• [Requirement]: Scan the entries below for the word "default". Copy each line that has it.
**** The data ****
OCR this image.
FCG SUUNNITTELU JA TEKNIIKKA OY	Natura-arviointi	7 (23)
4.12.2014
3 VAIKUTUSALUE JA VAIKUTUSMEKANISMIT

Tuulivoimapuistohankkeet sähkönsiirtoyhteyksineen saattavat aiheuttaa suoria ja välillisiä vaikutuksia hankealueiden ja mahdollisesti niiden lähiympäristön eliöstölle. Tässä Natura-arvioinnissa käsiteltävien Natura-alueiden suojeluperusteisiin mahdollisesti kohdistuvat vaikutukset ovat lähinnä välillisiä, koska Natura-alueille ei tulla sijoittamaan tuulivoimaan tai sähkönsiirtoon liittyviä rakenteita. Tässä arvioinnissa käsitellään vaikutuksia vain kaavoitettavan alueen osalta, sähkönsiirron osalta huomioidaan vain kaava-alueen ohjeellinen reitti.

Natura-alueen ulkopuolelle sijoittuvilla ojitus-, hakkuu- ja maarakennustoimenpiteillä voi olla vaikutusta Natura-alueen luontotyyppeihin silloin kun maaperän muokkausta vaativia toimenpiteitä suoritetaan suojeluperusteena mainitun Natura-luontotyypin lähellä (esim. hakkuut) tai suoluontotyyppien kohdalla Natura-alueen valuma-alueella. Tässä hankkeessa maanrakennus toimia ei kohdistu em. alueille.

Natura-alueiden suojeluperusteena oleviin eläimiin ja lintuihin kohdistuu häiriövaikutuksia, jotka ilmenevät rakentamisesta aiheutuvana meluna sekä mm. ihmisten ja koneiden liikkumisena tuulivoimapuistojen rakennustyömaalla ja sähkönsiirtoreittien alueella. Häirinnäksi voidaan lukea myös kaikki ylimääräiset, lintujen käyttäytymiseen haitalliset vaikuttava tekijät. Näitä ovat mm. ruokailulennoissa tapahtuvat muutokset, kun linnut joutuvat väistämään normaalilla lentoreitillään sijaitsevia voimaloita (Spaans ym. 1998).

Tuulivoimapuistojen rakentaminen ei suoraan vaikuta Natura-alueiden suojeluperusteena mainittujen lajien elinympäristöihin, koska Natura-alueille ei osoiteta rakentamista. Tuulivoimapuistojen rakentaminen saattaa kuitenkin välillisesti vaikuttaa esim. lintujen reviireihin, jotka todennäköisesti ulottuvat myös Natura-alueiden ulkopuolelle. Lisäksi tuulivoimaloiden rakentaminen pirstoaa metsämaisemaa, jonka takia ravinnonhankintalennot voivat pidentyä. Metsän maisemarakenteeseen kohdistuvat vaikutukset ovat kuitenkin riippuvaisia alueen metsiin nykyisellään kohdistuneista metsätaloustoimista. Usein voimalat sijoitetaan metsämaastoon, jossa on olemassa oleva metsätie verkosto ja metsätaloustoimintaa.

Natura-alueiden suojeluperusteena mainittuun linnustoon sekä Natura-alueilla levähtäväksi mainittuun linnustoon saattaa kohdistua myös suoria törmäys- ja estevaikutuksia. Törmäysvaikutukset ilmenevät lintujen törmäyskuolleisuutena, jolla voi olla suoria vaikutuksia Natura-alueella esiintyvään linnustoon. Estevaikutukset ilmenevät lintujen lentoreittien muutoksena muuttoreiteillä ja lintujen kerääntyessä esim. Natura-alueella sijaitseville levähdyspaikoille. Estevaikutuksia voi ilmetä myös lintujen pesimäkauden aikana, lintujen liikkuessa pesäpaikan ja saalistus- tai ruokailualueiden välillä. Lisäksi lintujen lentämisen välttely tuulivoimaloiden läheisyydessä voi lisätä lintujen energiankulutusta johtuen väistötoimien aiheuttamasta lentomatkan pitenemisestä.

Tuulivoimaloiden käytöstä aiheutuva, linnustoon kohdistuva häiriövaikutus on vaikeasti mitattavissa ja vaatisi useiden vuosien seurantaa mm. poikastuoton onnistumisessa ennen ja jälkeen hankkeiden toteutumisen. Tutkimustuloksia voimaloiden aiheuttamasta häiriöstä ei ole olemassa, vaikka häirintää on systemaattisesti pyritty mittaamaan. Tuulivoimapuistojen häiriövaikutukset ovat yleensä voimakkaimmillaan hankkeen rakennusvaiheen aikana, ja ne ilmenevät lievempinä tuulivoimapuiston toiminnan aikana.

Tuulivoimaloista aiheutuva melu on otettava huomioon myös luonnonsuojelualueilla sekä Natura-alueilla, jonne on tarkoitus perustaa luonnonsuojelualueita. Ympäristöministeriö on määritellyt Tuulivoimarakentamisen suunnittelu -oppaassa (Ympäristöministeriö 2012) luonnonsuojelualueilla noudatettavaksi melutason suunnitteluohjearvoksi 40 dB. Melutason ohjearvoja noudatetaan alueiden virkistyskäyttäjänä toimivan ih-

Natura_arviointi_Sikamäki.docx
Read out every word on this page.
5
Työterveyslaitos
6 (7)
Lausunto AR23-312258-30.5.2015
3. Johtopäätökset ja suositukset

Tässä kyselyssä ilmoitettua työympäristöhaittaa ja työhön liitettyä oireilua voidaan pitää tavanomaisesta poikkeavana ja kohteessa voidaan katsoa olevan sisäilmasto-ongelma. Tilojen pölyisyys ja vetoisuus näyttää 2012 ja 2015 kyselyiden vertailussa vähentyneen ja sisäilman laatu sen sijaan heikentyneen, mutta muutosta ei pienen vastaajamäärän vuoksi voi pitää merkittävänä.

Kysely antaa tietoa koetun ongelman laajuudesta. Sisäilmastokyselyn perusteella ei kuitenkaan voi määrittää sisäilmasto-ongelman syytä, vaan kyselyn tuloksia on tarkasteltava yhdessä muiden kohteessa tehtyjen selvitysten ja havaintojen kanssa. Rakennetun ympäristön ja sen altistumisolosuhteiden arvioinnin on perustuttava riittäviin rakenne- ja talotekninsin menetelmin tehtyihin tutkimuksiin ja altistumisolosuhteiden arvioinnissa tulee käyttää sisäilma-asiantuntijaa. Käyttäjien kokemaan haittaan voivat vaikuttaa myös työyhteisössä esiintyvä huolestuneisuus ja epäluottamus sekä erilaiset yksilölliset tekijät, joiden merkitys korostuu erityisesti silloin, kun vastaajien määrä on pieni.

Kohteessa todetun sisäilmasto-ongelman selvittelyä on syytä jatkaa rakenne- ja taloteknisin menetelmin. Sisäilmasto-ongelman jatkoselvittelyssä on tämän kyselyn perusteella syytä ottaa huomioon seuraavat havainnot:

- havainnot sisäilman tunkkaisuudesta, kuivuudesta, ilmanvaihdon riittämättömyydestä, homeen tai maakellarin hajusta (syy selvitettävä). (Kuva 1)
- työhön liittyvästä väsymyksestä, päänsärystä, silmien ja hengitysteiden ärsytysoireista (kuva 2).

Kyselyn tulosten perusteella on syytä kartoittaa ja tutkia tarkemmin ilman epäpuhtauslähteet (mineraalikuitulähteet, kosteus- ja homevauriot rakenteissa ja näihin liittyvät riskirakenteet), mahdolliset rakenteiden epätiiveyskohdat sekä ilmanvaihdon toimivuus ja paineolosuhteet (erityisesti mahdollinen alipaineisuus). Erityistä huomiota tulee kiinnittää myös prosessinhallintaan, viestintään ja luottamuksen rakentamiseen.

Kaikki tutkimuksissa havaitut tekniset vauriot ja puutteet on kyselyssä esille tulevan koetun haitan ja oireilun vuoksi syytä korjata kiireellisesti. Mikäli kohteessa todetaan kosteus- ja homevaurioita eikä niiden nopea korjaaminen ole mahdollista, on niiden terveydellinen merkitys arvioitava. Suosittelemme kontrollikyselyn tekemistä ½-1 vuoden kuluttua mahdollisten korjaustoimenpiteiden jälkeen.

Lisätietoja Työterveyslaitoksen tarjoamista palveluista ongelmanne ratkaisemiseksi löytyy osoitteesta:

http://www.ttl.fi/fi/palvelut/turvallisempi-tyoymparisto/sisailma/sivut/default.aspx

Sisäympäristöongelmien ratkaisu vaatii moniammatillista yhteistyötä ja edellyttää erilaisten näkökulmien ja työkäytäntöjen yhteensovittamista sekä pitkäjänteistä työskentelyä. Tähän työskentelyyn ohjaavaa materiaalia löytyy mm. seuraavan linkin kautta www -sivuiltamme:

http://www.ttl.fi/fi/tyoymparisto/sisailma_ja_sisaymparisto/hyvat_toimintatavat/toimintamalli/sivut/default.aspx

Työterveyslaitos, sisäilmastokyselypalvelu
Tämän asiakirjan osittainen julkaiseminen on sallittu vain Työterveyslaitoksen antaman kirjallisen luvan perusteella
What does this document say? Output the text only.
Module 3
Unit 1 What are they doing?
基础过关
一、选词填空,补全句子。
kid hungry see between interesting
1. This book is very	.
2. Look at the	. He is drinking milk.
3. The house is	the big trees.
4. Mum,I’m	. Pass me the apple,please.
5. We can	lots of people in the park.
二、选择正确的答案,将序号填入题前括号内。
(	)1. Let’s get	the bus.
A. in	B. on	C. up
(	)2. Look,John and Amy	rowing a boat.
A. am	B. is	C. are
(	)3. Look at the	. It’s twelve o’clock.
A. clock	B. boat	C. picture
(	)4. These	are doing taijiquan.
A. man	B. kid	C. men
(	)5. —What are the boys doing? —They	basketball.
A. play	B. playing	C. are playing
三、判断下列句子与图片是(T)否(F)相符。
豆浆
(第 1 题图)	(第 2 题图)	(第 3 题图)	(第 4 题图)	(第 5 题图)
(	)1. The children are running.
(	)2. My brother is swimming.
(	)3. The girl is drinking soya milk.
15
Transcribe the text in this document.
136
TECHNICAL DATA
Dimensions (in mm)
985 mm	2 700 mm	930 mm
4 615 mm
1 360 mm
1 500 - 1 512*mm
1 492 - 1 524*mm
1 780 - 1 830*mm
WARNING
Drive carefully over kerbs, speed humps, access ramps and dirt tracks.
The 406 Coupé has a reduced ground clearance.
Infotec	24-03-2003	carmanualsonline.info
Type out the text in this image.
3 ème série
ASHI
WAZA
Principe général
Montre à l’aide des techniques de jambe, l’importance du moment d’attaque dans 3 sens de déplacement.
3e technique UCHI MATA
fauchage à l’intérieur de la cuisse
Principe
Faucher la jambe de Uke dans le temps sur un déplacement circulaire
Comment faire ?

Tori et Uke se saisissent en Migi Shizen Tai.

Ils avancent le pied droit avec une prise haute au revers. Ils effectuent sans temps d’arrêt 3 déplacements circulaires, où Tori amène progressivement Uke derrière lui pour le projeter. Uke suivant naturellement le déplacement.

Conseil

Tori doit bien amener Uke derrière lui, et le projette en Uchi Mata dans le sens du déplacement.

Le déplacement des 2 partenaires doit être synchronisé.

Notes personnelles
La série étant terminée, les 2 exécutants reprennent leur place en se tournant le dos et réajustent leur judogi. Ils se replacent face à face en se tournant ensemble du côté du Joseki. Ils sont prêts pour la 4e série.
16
****
• [Written response]:
http://www.ttl.fi/fi/palvelut/turvallisempi-tyoymparisto/sisailma/sivut/default.aspx
http://www.ttl.fi/fi/tyoymparisto/sisailma_ja_sisaymparisto/hyvat_toimintatavat/toimintamalli/sivut/default.aspx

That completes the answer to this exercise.